Records for this task:
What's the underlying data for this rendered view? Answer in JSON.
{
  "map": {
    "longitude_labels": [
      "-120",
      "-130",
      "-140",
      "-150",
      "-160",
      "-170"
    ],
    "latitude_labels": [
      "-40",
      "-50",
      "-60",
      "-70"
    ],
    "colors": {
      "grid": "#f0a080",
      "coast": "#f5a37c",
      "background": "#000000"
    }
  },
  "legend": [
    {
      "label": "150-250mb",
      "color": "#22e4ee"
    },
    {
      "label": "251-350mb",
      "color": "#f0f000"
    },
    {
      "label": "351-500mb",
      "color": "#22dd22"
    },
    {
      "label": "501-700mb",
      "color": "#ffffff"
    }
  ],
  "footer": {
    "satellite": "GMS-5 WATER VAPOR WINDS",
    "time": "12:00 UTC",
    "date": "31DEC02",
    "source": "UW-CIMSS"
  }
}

Task brief:
Extract every record. Keep wording exact.

Solved exercise:
What's the underlying data for this rendered view? Answer in JSON.
{
  "map": {
    "longitude_labels": [
      "-120",
      "-130",
      "-140",
      "-150",
      "-160",
      "-170"
    ],
    "latitude_labels": [
      "-40",
      "-50",
      "-60",
      "-70"
    ],
    "colors": {
      "grid": "#f0a080",
      "coast": "#f5a37c",
      "background": "#000000"
    }
  },
  "legend": [
    {
      "label": "150-250mb",
      "color": "#22e4ee"
    },
    {
      "label": "251-350mb",
      "color": "#f0f000"
    },
    {
      "label": "351-500mb",
      "color": "#22dd22"
    },
    {
      "label": "501-700mb",
      "color": "#ffffff"
    }
  ],
  "footer": {
    "satellite": "GMS-5 WATER VAPOR WINDS",
    "time": "12:00 UTC",
    "date": "31DEC02",
    "source": "UW-CIMSS"
  }
}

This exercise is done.